### What you will do
Among the lines below, list those containing the string "right".

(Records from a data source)
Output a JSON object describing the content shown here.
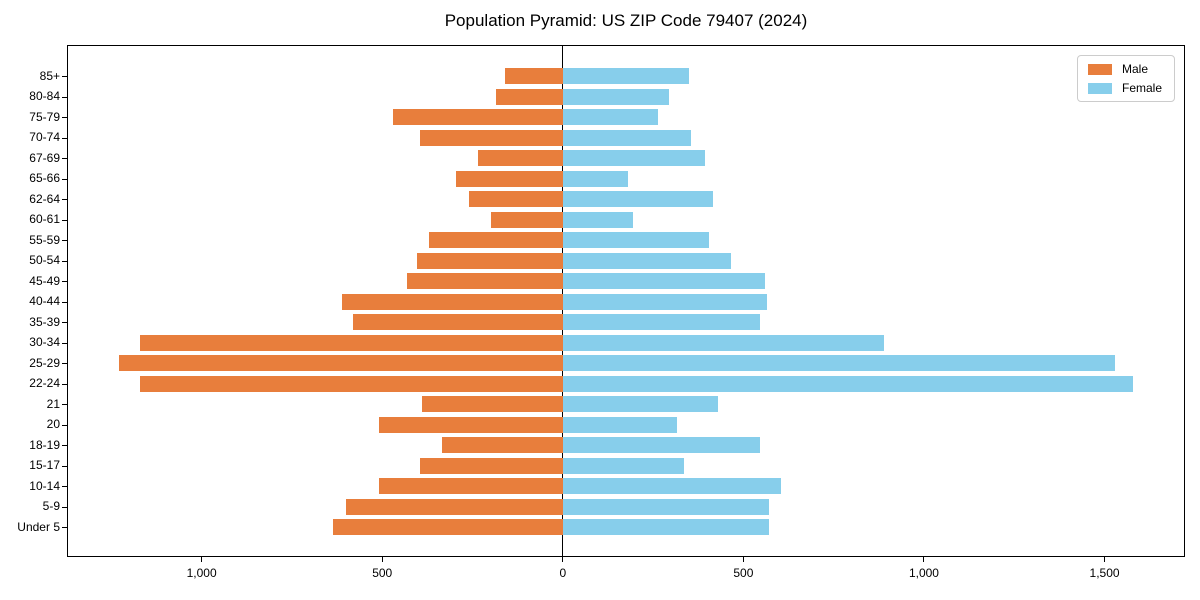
{
  "chart_data": {
    "type": "bar",
    "variant": "population-pyramid",
    "title": "Population Pyramid: US ZIP Code 79407 (2024)",
    "categories": [
      "85+",
      "80-84",
      "75-79",
      "70-74",
      "67-69",
      "65-66",
      "62-64",
      "60-61",
      "55-59",
      "50-54",
      "45-49",
      "40-44",
      "35-39",
      "30-34",
      "25-29",
      "22-24",
      "21",
      "20",
      "18-19",
      "15-17",
      "10-14",
      "5-9",
      "Under 5"
    ],
    "series": [
      {
        "name": "Male",
        "color": "#E87E3C",
        "side": "left",
        "values": [
          160,
          185,
          470,
          395,
          235,
          295,
          260,
          200,
          370,
          405,
          430,
          610,
          580,
          1170,
          1230,
          1170,
          390,
          510,
          335,
          395,
          510,
          600,
          635
        ]
      },
      {
        "name": "Female",
        "color": "#87CEEB",
        "side": "right",
        "values": [
          350,
          295,
          265,
          355,
          395,
          180,
          415,
          195,
          405,
          465,
          560,
          565,
          545,
          890,
          1530,
          1580,
          430,
          315,
          545,
          335,
          605,
          570,
          570
        ]
      }
    ],
    "xlim": [
      -1370,
      1720
    ],
    "xticks": [
      -1000,
      -500,
      0,
      500,
      1000,
      1500
    ],
    "xtick_labels": [
      "1,000",
      "500",
      "0",
      "500",
      "1,000",
      "1,500"
    ],
    "legend_position": "upper right",
    "grid": false,
    "zero_line_color": "#000000",
    "background_color": "#ffffff"
  }
}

### Solution for this exercise
        "side": "right",
    "legend_position": "upper right",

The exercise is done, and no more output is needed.